* BEGIN *

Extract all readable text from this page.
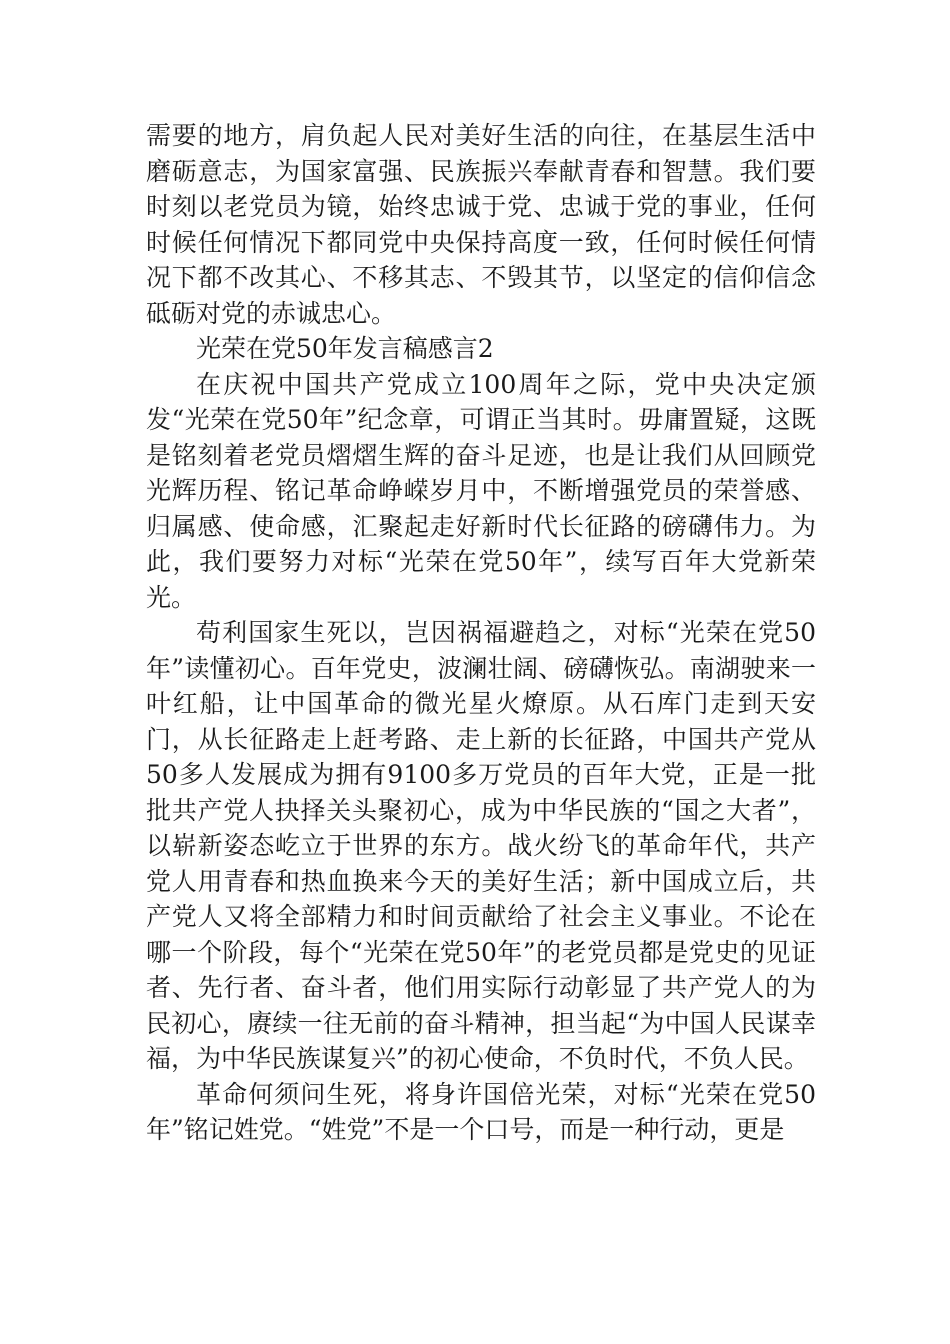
需要的地方，肩负起人民对美好生活的向往，在基层生活中磨砺意志，为国家富强、民族振兴奉献青春和智慧。我们要时刻以老党员为镜，始终忠诚于党、忠诚于党的事业，任何时候任何情况下都同党中央保持高度一致，任何时候任何情况下都不改其心、不移其志、不毁其节，以坚定的信仰信念砥砺对党的赤诚忠心。

光荣在党50年发言稿感言2

在庆祝中国共产党成立100周年之际，党中央决定颁发“光荣在党50年”纪念章，可谓正当其时。毋庸置疑，这既是铭刻着老党员熠熠生辉的奋斗足迹，也是让我们从回顾党光辉历程、铭记革命峥嵘岁月中，不断增强党员的荣誉感、归属感、使命感，汇聚起走好新时代长征路的磅礴伟力。为此，我们要努力对标“光荣在党50年”，续写百年大党新荣光。

苟利国家生死以，岂因祸福避趋之，对标“光荣在党50年”读懂初心。百年党史，波澜壮阔、磅礴恢弘。南湖驶来一叶红船，让中国革命的微光星火燎原。从石库门走到天安门，从长征路走上赶考路、走上新的长征路，中国共产党从50多人发展成为拥有9100多万党员的百年大党，正是一批批共产党人抉择关头聚初心，成为中华民族的“国之大者”，以崭新姿态屹立于世界的东方。战火纷飞的革命年代，共产党人用青春和热血换来今天的美好生活；新中国成立后，共产党人又将全部精力和时间贡献给了社会主义事业。不论在哪一个阶段，每个“光荣在党50年”的老党员都是党史的见证者、先行者、奋斗者，他们用实际行动彰显了共产党人的为民初心，赓续一往无前的奋斗精神，担当起“为中国人民谋幸福，为中华民族谋复兴”的初心使命，不负时代，不负人民。

革命何须问生死，将身许国倍光荣，对标“光荣在党50年”铭记姓党。“姓党”不是一个口号，而是一种行动，更是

* END *

*Problem*:
Return all of the entries exactly as written, but drop any pictures they hold.

*Written reply*:
Extract all readable text from this page.
需要的地方，肩负起人民对美好生活的向往，在基层生活中磨砺意志，为国家富强、民族振兴奉献青春和智慧。我们要时刻以老党员为镜，始终忠诚于党、忠诚于党的事业，任何时候任何情况下都同党中央保持高度一致，任何时候任何情况下都不改其心、不移其志、不毁其节，以坚定的信仰信念砥砺对党的赤诚忠心。

光荣在党50年发言稿感言2

在庆祝中国共产党成立100周年之际，党中央决定颁发“光荣在党50年”纪念章，可谓正当其时。毋庸置疑，这既是铭刻着老党员熠熠生辉的奋斗足迹，也是让我们从回顾党光辉历程、铭记革命峥嵘岁月中，不断增强党员的荣誉感、归属感、使命感，汇聚起走好新时代长征路的磅礴伟力。为此，我们要努力对标“光荣在党50年”，续写百年大党新荣光。

苟利国家生死以，岂因祸福避趋之，对标“光荣在党50年”读懂初心。百年党史，波澜壮阔、磅礴恢弘。南湖驶来一叶红船，让中国革命的微光星火燎原。从石库门走到天安门，从长征路走上赶考路、走上新的长征路，中国共产党从50多人发展成为拥有9100多万党员的百年大党，正是一批批共产党人抉择关头聚初心，成为中华民族的“国之大者”，以崭新姿态屹立于世界的东方。战火纷飞的革命年代，共产党人用青春和热血换来今天的美好生活；新中国成立后，共产党人又将全部精力和时间贡献给了社会主义事业。不论在哪一个阶段，每个“光荣在党50年”的老党员都是党史的见证者、先行者、奋斗者，他们用实际行动彰显了共产党人的为民初心，赓续一往无前的奋斗精神，担当起“为中国人民谋幸福，为中华民族谋复兴”的初心使命，不负时代，不负人民。

革命何须问生死，将身许国倍光荣，对标“光荣在党50年”铭记姓党。“姓党”不是一个口号，而是一种行动，更是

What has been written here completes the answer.